- **Exercise objective**
Each entry must be reproduced precisely as it stands.

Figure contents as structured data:
(begin)

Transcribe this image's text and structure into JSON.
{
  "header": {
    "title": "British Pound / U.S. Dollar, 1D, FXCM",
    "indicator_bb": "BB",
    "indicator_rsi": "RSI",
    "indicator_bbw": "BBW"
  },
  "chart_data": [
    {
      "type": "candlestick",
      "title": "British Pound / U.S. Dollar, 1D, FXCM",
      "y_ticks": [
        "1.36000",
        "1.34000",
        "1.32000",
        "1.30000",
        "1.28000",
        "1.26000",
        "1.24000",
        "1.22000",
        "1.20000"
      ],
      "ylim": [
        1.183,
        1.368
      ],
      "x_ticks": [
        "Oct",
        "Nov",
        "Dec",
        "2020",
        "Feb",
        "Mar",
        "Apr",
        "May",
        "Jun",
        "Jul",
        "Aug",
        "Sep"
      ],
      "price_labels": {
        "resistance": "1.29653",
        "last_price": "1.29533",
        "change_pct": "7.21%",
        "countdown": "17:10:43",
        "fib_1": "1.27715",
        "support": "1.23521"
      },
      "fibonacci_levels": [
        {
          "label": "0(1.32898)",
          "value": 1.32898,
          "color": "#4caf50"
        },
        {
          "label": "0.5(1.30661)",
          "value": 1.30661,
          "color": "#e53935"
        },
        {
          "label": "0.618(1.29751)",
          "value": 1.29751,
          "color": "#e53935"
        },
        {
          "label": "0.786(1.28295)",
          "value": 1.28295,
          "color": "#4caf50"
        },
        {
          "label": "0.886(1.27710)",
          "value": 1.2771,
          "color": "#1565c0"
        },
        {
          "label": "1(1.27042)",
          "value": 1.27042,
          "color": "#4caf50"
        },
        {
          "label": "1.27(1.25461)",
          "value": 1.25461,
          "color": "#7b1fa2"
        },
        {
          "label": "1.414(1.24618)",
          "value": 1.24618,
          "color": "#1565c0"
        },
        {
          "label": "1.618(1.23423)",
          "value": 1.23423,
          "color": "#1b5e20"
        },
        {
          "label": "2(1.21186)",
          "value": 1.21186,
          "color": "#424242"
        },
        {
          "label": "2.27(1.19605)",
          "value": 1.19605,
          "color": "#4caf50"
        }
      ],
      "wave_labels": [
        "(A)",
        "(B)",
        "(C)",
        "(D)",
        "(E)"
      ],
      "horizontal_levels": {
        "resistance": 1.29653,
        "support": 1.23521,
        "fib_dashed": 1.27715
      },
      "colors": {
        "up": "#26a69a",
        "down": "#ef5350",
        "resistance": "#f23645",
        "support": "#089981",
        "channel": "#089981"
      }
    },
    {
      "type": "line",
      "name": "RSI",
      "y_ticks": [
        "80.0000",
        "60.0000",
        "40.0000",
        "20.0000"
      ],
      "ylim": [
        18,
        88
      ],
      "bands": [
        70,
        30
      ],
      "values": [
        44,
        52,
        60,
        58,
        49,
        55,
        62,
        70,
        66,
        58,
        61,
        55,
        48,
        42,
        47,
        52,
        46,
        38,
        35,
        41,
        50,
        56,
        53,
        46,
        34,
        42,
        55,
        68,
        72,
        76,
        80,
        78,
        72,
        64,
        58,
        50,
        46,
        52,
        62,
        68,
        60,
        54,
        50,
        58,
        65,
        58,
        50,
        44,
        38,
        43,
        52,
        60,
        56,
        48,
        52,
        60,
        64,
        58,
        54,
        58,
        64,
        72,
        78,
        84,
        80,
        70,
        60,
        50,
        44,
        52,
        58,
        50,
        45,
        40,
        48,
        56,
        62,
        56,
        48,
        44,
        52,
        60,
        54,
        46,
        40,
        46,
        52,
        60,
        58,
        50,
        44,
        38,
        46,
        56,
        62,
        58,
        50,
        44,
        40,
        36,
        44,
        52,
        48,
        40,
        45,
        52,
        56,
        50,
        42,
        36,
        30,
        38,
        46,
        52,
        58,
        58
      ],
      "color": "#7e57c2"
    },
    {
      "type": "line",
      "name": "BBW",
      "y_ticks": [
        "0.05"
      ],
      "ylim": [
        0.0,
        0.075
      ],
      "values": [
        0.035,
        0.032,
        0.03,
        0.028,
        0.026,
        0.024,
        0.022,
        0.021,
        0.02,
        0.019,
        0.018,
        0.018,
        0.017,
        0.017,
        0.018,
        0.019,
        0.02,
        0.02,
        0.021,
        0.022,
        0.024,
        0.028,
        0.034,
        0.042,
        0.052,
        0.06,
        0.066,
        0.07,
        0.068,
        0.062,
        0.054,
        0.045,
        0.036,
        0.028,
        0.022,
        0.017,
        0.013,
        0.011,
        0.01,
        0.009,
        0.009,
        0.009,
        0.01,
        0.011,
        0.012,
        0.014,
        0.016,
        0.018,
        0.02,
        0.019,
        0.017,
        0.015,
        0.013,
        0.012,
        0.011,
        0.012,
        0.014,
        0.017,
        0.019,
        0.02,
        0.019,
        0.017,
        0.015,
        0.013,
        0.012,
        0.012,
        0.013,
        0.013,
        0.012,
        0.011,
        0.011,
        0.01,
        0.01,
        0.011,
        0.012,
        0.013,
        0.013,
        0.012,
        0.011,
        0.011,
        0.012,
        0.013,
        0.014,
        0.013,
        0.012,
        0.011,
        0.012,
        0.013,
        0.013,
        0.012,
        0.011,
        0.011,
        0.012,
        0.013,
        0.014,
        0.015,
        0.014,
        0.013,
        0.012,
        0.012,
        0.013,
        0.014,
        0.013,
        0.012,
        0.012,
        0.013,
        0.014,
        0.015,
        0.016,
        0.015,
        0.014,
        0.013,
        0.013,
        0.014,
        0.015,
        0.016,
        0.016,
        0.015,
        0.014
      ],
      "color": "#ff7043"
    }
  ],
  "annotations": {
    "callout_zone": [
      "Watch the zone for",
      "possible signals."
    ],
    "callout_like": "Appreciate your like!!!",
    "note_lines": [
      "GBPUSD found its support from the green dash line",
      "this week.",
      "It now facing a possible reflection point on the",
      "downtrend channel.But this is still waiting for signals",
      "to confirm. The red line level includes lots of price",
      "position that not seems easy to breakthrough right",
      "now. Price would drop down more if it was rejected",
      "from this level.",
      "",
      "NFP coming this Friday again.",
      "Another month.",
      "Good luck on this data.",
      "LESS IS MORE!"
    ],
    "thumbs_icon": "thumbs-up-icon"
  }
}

(end)

- **Finished exercise**
Transcribe this image's text and structure into JSON.
{
  "header": {
    "title": "British Pound / U.S. Dollar, 1D, FXCM",
    "indicator_bb": "BB",
    "indicator_rsi": "RSI",
    "indicator_bbw": "BBW"
  },
  "chart_data": [
    {
      "type": "candlestick",
      "title": "British Pound / U.S. Dollar, 1D, FXCM",
      "y_ticks": [
        "1.36000",
        "1.34000",
        "1.32000",
        "1.30000",
        "1.28000",
        "1.26000",
        "1.24000",
        "1.22000",
        "1.20000"
      ],
      "ylim": [
        1.183,
        1.368
      ],
      "x_ticks": [
        "Oct",
        "Nov",
        "Dec",
        "2020",
        "Feb",
        "Mar",
        "Apr",
        "May",
        "Jun",
        "Jul",
        "Aug",
        "Sep"
      ],
      "price_labels": {
        "resistance": "1.29653",
        "last_price": "1.29533",
        "change_pct": "7.21%",
        "countdown": "17:10:43",
        "fib_1": "1.27715",
        "support": "1.23521"
      },
      "fibonacci_levels": [
        {
          "label": "0(1.32898)",
          "value": 1.32898,
          "color": "#4caf50"
        },
        {
          "label": "0.5(1.30661)",
          "value": 1.30661,
          "color": "#e53935"
        },
        {
          "label": "0.618(1.29751)",
          "value": 1.29751,
          "color": "#e53935"
        },
        {
          "label": "0.786(1.28295)",
          "value": 1.28295,
          "color": "#4caf50"
        },
        {
          "label": "0.886(1.27710)",
          "value": 1.2771,
          "color": "#1565c0"
        },
        {
          "label": "1(1.27042)",
          "value": 1.27042,
          "color": "#4caf50"
        },
        {
          "label": "1.27(1.25461)",
          "value": 1.25461,
          "color": "#7b1fa2"
        },
        {
          "label": "1.414(1.24618)",
          "value": 1.24618,
          "color": "#1565c0"
        },
        {
          "label": "1.618(1.23423)",
          "value": 1.23423,
          "color": "#1b5e20"
        },
        {
          "label": "2(1.21186)",
          "value": 1.21186,
          "color": "#424242"
        },
        {
          "label": "2.27(1.19605)",
          "value": 1.19605,
          "color": "#4caf50"
        }
      ],
      "wave_labels": [
        "(A)",
        "(B)",
        "(C)",
        "(D)",
        "(E)"
      ],
      "horizontal_levels": {
        "resistance": 1.29653,
        "support": 1.23521,
        "fib_dashed": 1.27715
      },
      "colors": {
        "up": "#26a69a",
        "down": "#ef5350",
        "resistance": "#f23645",
        "support": "#089981",
        "channel": "#089981"
      }
    },
    {
      "type": "line",
      "name": "RSI",
      "y_ticks": [
        "80.0000",
        "60.0000",
        "40.0000",
        "20.0000"
      ],
      "ylim": [
        18,
        88
      ],
      "bands": [
        70,
        30
      ],
      "values": [
        44,
        52,
        60,
        58,
        49,
        55,
        62,
        70,
        66,
        58,
        61,
        55,
        48,
        42,
        47,
        52,
        46,
        38,
        35,
        41,
        50,
        56,
        53,
        46,
        34,
        42,
        55,
        68,
        72,
        76,
        80,
        78,
        72,
        64,
        58,
        50,
        46,
        52,
        62,
        68,
        60,
        54,
        50,
        58,
        65,
        58,
        50,
        44,
        38,
        43,
        52,
        60,
        56,
        48,
        52,
        60,
        64,
        58,
        54,
        58,
        64,
        72,
        78,
        84,
        80,
        70,
        60,
        50,
        44,
        52,
        58,
        50,
        45,
        40,
        48,
        56,
        62,
        56,
        48,
        44,
        52,
        60,
        54,
        46,
        40,
        46,
        52,
        60,
        58,
        50,
        44,
        38,
        46,
        56,
        62,
        58,
        50,
        44,
        40,
        36,
        44,
        52,
        48,
        40,
        45,
        52,
        56,
        50,
        42,
        36,
        30,
        38,
        46,
        52,
        58,
        58
      ],
      "color": "#7e57c2"
    },
    {
      "type": "line",
      "name": "BBW",
      "y_ticks": [
        "0.05"
      ],
      "ylim": [
        0.0,
        0.075
      ],
      "values": [
        0.035,
        0.032,
        0.03,
        0.028,
        0.026,
        0.024,
        0.022,
        0.021,
        0.02,
        0.019,
        0.018,
        0.018,
        0.017,
        0.017,
        0.018,
        0.019,
        0.02,
        0.02,
        0.021,
        0.022,
        0.024,
        0.028,
        0.034,
        0.042,
        0.052,
        0.06,
        0.066,
        0.07,
        0.068,
        0.062,
        0.054,
        0.045,
        0.036,
        0.028,
        0.022,
        0.017,
        0.013,
        0.011,
        0.01,
        0.009,
        0.009,
        0.009,
        0.01,
        0.011,
        0.012,
        0.014,
        0.016,
        0.018,
        0.02,
        0.019,
        0.017,
        0.015,
        0.013,
        0.012,
        0.011,
        0.012,
        0.014,
        0.017,
        0.019,
        0.02,
        0.019,
        0.017,
        0.015,
        0.013,
        0.012,
        0.012,
        0.013,
        0.013,
        0.012,
        0.011,
        0.011,
        0.01,
        0.01,
        0.011,
        0.012,
        0.013,
        0.013,
        0.012,
        0.011,
        0.011,
        0.012,
        0.013,
        0.014,
        0.013,
        0.012,
        0.011,
        0.012,
        0.013,
        0.013,
        0.012,
        0.011,
        0.011,
        0.012,
        0.013,
        0.014,
        0.015,
        0.014,
        0.013,
        0.012,
        0.012,
        0.013,
        0.014,
        0.013,
        0.012,
        0.012,
        0.013,
        0.014,
        0.015,
        0.016,
        0.015,
        0.014,
        0.013,
        0.013,
        0.014,
        0.015,
        0.016,
        0.016,
        0.015,
        0.014
      ],
      "color": "#ff7043"
    }
  ],
  "annotations": {
    "callout_zone": [
      "Watch the zone for",
      "possible signals."
    ],
    "callout_like": "Appreciate your like!!!",
    "note_lines": [
      "GBPUSD found its support from the green dash line",
      "this week.",
      "It now facing a possible reflection point on the",
      "downtrend channel.But this is still waiting for signals",
      "to confirm. The red line level includes lots of price",
      "position that not seems easy to breakthrough right",
      "now. Price would drop down more if it was rejected",
      "from this level.",
      "",
      "NFP coming this Friday again.",
      "Another month.",
      "Good luck on this data.",
      "LESS IS MORE!"
    ],
    "thumbs_icon": "thumbs-up-icon"
  }
}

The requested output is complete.